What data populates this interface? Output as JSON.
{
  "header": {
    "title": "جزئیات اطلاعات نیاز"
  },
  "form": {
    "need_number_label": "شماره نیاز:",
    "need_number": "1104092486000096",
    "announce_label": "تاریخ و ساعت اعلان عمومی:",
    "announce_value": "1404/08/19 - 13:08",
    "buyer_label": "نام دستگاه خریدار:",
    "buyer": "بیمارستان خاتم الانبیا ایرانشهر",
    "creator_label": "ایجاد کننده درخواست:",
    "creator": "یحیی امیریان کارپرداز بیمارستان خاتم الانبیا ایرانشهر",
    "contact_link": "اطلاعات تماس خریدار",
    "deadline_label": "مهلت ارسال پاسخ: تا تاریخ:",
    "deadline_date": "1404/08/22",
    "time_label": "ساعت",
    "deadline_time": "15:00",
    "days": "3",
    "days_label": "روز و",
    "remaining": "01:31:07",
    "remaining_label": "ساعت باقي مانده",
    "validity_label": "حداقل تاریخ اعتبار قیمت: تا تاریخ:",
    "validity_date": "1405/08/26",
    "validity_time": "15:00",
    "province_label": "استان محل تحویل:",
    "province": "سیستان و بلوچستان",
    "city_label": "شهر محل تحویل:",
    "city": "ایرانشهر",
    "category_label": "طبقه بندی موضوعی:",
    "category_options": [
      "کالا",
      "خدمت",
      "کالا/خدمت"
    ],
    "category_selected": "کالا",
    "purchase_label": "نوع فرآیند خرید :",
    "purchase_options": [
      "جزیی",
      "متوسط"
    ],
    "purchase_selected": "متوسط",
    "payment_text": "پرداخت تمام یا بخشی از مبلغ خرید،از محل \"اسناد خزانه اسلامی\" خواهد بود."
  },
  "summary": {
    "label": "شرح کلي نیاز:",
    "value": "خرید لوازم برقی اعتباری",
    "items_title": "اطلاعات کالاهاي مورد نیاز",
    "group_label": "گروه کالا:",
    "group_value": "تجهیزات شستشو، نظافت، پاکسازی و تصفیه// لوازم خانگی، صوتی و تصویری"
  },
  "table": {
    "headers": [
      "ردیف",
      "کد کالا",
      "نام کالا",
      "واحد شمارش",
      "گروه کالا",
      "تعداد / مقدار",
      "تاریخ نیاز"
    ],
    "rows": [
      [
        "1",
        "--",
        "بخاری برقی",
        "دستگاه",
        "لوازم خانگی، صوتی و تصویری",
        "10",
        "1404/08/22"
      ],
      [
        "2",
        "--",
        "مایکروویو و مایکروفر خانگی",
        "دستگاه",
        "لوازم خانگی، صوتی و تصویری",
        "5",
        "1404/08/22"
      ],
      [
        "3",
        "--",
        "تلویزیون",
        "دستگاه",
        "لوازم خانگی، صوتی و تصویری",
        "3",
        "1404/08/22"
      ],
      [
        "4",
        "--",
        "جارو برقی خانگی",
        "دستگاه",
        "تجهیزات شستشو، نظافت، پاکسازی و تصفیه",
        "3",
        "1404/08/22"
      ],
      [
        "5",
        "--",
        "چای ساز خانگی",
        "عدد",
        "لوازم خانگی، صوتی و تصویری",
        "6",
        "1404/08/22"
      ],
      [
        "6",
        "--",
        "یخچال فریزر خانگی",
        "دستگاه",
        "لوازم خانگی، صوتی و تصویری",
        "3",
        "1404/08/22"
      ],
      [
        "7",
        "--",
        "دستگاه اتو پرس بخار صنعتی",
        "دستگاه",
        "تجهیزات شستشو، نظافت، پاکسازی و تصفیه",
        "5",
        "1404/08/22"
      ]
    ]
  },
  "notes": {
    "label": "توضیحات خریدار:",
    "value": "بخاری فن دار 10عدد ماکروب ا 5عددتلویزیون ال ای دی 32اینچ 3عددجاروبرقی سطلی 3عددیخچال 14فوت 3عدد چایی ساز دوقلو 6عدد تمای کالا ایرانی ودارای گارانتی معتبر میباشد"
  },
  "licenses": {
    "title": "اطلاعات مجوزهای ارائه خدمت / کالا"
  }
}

* * * * * * * * *

Output the full listing without altering anything.

__Exercise answer__.
What data populates this interface? Output as JSON.
{
  "header": {
    "title": "جزئیات اطلاعات نیاز"
  },
  "form": {
    "need_number_label": "شماره نیاز:",
    "need_number": "1104092486000096",
    "announce_label": "تاریخ و ساعت اعلان عمومی:",
    "announce_value": "1404/08/19 - 13:08",
    "buyer_label": "نام دستگاه خریدار:",
    "buyer": "بیمارستان خاتم الانبیا ایرانشهر",
    "creator_label": "ایجاد کننده درخواست:",
    "creator": "یحیی امیریان کارپرداز بیمارستان خاتم الانبیا ایرانشهر",
    "contact_link": "اطلاعات تماس خریدار",
    "deadline_label": "مهلت ارسال پاسخ: تا تاریخ:",
    "deadline_date": "1404/08/22",
    "time_label": "ساعت",
    "deadline_time": "15:00",
    "days": "3",
    "days_label": "روز و",
    "remaining": "01:31:07",
    "remaining_label": "ساعت باقي مانده",
    "validity_label": "حداقل تاریخ اعتبار قیمت: تا تاریخ:",
    "validity_date": "1405/08/26",
    "validity_time": "15:00",
    "province_label": "استان محل تحویل:",
    "province": "سیستان و بلوچستان",
    "city_label": "شهر محل تحویل:",
    "city": "ایرانشهر",
    "category_label": "طبقه بندی موضوعی:",
    "category_options": [
      "کالا",
      "خدمت",
      "کالا/خدمت"
    ],
    "category_selected": "کالا",
    "purchase_label": "نوع فرآیند خرید :",
    "purchase_options": [
      "جزیی",
      "متوسط"
    ],
    "purchase_selected": "متوسط",
    "payment_text": "پرداخت تمام یا بخشی از مبلغ خرید،از محل \"اسناد خزانه اسلامی\" خواهد بود."
  },
  "summary": {
    "label": "شرح کلي نیاز:",
    "value": "خرید لوازم برقی اعتباری",
    "items_title": "اطلاعات کالاهاي مورد نیاز",
    "group_label": "گروه کالا:",
    "group_value": "تجهیزات شستشو، نظافت، پاکسازی و تصفیه// لوازم خانگی، صوتی و تصویری"
  },
  "table": {
    "headers": [
      "ردیف",
      "کد کالا",
      "نام کالا",
      "واحد شمارش",
      "گروه کالا",
      "تعداد / مقدار",
      "تاریخ نیاز"
    ],
    "rows": [
      [
        "1",
        "--",
        "بخاری برقی",
        "دستگاه",
        "لوازم خانگی، صوتی و تصویری",
        "10",
        "1404/08/22"
      ],
      [
        "2",
        "--",
        "مایکروویو و مایکروفر خانگی",
        "دستگاه",
        "لوازم خانگی، صوتی و تصویری",
        "5",
        "1404/08/22"
      ],
      [
        "3",
        "--",
        "تلویزیون",
        "دستگاه",
        "لوازم خانگی، صوتی و تصویری",
        "3",
        "1404/08/22"
      ],
      [
        "4",
        "--",
        "جارو برقی خانگی",
        "دستگاه",
        "تجهیزات شستشو، نظافت، پاکسازی و تصفیه",
        "3",
        "1404/08/22"
      ],
      [
        "5",
        "--",
        "چای ساز خانگی",
        "عدد",
        "لوازم خانگی، صوتی و تصویری",
        "6",
        "1404/08/22"
      ],
      [
        "6",
        "--",
        "یخچال فریزر خانگی",
        "دستگاه",
        "لوازم خانگی، صوتی و تصویری",
        "3",
        "1404/08/22"
      ],
      [
        "7",
        "--",
        "دستگاه اتو پرس بخار صنعتی",
        "دستگاه",
        "تجهیزات شستشو، نظافت، پاکسازی و تصفیه",
        "5",
        "1404/08/22"
      ]
    ]
  },
  "notes": {
    "label": "توضیحات خریدار:",
    "value": "بخاری فن دار 10عدد ماکروب ا 5عددتلویزیون ال ای دی 32اینچ 3عددجاروبرقی سطلی 3عددیخچال 14فوت 3عدد چایی ساز دوقلو 6عدد تمای کالا ایرانی ودارای گارانتی معتبر میباشد"
  },
  "licenses": {
    "title": "اطلاعات مجوزهای ارائه خدمت / کالا"
  }
}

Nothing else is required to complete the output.